In this circumstance, the mouse is tolerised, then the transplant occurs, the transplant is still rejected. However, if there is immunisation around the transplant area, this is successful as the regulatory T cells are supressed which would respond to the MHC mix match. This is bystander supression.

Question 39

role of CD4+ T cells in OT ?

Answer 39

Depletion of CD4 prevents OT , this shows they play a role in OT. Tolerance can be transferred by CD4 cells

Preferential upregulation of T cell subsets

Th2, increased, Th1 decreased

Th1 and Th2 dependent cytokine and antibody responses can be tolerised by different regimes.

IgE is VERY susceptible to OT but IL-4 KO can be tolerised.

CD4 Th3 cells, like Th2 cells produce IL-4 and IL-10 but also produce TGF-b

Question 40

role of gd T cells in OT ?

Answer 40

OT can be transferred with gd CD8+ T cells intraepithelial lymphocytes. Only suppresses IgE and not IgG. Diabetes in NOD mice can be prevented by transfer of tolerised CD8 gd T cells.OT can be prevented or abrogated by depleting gd T cells. OT cannot be induced in defeicinet TcR KO mice

gd T cells may suppress conventional Ag specific ab T cells in an idiotype specific manner. Emphasises role of gd T cells in intestinal homeostasis.

Question 41

is OT induction the result of switching the T helper response ?

Answer 41

OT can be induced normally in anti-IL-4 treated or IL-4 KO mice , shows this is not due to switching.OT is normal in IL-5 and IL-6 KO mice , suggesting these do not play a role.

IL-10 treatment can restore tolerance to microflora , IL-10 KO mice develop IBD in response to gut microflora.

IL-10 and IL-4 are upregulated following OT. OT is normal in IL-10 depleted mice and anti-IL-10 cannot abrogate induced OT. Some experiments that support and refute this , what experiments were they high dose or low dose of antigens, what were the factors.

IFN-g is suppressed by OT but is preceded by priming of Ag-specific IFN- g response. OT of IgE is dependent on IFN- g. OT is normal following IFN- g depletion and in IFN- g R KO mice.

Question 42

where is TGF beta abundant and what is it’s role ?

Answer 42

TGF-b is abundant in gut

mediator of epithelial cell differentiation

IgA class switching

Immunosuppressive

Question 43

why is bystander supression dependent on TGF beta ?

Answer 43

Bystander suppression dependent on TGF-b

TGF-b associated with prevention of colitis

TGF-b secreting CD4 and CD8 isolated from PP and MLN following OT

TGF-b produced by Th3 T regulatory cells, macrophages, enterocytes

Question 44

regulatory T cells ?

## PROBLEMS TO WORK ON
a - Name every cytokine mentioned in the OT notes.
b - Continue the OT notes from where they stop.

## RECORDED INFORMATION

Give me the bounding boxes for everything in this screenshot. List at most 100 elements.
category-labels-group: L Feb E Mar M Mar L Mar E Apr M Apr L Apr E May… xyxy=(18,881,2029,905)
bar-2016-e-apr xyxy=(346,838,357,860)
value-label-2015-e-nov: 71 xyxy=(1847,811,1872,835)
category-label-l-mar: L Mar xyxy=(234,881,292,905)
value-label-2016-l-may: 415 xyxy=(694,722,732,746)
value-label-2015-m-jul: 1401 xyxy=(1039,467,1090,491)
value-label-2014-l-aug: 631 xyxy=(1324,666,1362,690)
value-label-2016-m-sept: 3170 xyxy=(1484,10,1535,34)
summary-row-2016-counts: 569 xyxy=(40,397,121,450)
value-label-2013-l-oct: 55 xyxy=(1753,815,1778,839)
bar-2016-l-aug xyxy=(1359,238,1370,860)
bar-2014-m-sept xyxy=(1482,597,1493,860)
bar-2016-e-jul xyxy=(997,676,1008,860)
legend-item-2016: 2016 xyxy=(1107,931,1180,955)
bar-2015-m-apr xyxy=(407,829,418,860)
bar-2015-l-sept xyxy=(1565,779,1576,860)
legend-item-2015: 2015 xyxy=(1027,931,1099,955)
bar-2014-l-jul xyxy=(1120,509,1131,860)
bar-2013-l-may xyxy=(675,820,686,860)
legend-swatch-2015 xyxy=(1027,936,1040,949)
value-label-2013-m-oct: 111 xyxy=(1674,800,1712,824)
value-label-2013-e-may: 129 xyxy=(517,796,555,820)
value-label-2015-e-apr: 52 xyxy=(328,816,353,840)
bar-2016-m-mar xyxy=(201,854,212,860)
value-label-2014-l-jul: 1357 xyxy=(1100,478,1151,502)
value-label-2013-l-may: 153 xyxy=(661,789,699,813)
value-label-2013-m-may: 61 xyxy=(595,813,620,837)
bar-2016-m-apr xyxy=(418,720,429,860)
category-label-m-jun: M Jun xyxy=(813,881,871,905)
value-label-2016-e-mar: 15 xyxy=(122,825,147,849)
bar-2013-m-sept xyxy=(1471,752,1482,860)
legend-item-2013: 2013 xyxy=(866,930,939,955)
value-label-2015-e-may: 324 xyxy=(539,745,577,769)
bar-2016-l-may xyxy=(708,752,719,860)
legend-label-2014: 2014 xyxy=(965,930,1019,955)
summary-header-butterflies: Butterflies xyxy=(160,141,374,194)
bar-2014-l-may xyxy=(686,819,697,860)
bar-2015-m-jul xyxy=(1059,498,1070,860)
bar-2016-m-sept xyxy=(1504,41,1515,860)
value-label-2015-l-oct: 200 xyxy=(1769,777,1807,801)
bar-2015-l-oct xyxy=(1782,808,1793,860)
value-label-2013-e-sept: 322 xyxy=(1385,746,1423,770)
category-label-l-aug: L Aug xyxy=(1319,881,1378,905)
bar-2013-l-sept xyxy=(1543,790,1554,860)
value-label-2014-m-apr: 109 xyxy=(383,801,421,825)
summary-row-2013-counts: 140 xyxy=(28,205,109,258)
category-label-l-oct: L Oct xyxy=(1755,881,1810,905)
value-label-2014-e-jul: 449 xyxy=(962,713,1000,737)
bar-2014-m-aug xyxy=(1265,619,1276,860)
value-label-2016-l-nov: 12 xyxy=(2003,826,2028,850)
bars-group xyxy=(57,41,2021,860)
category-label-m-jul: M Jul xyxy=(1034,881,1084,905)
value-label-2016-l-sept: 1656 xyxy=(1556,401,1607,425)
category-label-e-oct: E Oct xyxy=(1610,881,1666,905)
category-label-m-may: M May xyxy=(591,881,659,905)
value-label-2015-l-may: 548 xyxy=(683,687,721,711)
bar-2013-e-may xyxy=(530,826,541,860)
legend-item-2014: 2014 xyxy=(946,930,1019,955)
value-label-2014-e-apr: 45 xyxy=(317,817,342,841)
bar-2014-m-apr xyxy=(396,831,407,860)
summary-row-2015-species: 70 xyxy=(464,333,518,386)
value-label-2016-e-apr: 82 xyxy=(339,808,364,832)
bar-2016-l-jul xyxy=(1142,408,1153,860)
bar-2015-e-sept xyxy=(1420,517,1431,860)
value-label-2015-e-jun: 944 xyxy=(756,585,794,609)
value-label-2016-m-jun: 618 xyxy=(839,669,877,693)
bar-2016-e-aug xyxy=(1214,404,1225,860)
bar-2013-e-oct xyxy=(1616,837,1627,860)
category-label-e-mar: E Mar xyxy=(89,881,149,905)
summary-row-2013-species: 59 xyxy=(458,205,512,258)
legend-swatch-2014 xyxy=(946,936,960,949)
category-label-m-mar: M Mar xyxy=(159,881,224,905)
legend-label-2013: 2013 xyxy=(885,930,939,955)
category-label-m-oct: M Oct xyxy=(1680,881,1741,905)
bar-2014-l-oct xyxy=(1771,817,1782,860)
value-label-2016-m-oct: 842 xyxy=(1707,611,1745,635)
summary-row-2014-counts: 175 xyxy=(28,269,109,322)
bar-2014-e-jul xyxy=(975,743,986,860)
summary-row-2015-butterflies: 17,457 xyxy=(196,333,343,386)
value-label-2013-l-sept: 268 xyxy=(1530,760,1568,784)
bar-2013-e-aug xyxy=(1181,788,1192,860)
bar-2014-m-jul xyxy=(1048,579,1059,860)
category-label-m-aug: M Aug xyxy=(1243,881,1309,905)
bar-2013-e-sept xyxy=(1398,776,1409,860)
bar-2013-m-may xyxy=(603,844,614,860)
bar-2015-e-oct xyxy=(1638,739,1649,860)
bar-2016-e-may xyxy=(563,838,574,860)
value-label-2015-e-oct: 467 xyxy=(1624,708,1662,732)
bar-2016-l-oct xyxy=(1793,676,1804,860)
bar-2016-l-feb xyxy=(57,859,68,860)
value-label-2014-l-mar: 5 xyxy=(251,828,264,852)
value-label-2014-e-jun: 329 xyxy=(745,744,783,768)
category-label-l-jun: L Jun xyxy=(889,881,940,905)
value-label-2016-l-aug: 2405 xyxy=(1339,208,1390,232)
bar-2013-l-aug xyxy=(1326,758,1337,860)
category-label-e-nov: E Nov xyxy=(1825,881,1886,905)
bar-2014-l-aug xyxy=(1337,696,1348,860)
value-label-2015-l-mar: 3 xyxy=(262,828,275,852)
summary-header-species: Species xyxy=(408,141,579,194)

## YOUR RESPONSES
a - IL-4, IL-10, TGF-b, IL-5, IL-6, IFN-g

b -
Answer 44

Early studies suggested that CD8 regulatory or suppressor T cells mediated OT as the induction of tolerance could be prevented with cyclophosphamide. IL-10 and TGF-b enhanced following oral tolerance. Blocking TGF- b blocks oral tolerance

Treg cells secrete IL-10 and TGF- b.

Question 45

low dose tolerance ?

Answer 45

Low doses of antigen , the APC ( epithelial or dendritic) will lack the co stimulatory molecules and will produce TGF beta and IL-10 to induce reg T cells , T reg cells themselves will also be producing TGF beta and IL-10.

Tr1 will produce IL-10 and TH-3 produce TGF beta, both of these will supress the responses of antigen specific cell and induce the responses to the antigens that are not the same as the inducing antigen (by stander).

Question 46

myasthenia gravis ?

Answer 46

Myasthenia gravis is a reaction to the acetylcholine receptor, by feeding this protein there is prevention of the autoimmune disease in the model.

Some are in clinical trials, but none are in clinical use now

Question 47

peanut allergy and OT ?

Answer 47

Small number of peanut proteins and upped the dose to restore oral tolerance without the anaphylaxis reaction, needs to be done under medical supervision.

Question 48

when can OT be a problem ?

Answer 48

Developing oral vaccines

Oral vaccines against mucosal pathogens would be desirable as they are direct immune response where it is needed, however if oral tolerance then vaccine is not effective.

Oral vaccines mean you don’t need needles expensive, painful) …HIV and hepatitis

Development of recombinant vaccines that could be incorporated into transgenic plants e.g. bananas.